▶ EXERCISE PROMPT
Copy out, from the entries below, each line holding the string "Zeit".
§
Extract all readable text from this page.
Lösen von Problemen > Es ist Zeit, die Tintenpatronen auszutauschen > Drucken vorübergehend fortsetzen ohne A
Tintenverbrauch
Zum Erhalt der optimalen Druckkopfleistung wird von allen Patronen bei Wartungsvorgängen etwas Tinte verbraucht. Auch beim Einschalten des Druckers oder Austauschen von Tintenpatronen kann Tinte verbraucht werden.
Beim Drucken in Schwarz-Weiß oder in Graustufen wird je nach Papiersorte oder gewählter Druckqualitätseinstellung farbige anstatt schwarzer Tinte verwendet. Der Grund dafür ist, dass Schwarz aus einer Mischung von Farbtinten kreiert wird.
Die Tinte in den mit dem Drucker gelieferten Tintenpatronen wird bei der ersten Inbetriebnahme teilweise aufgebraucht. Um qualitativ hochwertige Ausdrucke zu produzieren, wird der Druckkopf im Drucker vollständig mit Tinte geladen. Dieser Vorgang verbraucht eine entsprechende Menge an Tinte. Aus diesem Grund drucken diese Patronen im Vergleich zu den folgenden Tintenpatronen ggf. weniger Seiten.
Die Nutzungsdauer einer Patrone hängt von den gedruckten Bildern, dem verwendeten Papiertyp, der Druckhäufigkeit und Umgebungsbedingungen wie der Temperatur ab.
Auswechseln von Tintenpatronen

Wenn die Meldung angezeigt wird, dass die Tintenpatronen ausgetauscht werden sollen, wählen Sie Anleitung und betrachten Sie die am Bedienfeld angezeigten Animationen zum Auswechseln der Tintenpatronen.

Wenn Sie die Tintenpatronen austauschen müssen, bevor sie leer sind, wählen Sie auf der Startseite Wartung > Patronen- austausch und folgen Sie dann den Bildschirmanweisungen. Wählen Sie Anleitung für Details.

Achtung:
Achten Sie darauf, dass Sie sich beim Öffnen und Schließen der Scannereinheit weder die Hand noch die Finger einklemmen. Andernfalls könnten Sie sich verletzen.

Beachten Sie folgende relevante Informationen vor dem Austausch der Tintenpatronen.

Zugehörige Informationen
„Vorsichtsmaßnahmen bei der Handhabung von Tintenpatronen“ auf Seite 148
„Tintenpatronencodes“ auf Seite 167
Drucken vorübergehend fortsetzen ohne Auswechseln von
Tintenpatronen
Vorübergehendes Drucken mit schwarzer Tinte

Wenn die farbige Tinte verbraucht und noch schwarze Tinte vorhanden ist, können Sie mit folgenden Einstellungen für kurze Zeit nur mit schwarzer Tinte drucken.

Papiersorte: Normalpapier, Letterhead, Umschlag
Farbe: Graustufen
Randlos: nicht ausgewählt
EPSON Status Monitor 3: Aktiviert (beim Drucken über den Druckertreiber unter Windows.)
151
§
▶ TASK RESPONSE
Lösen von Problemen > Es ist Zeit, die Tintenpatronen auszutauschen > Drucken vorübergehend fortsetzen ohne A
Wenn die farbige Tinte verbraucht und noch schwarze Tinte vorhanden ist, können Sie mit folgenden Einstellungen für kurze Zeit nur mit schwarzer Tinte drucken.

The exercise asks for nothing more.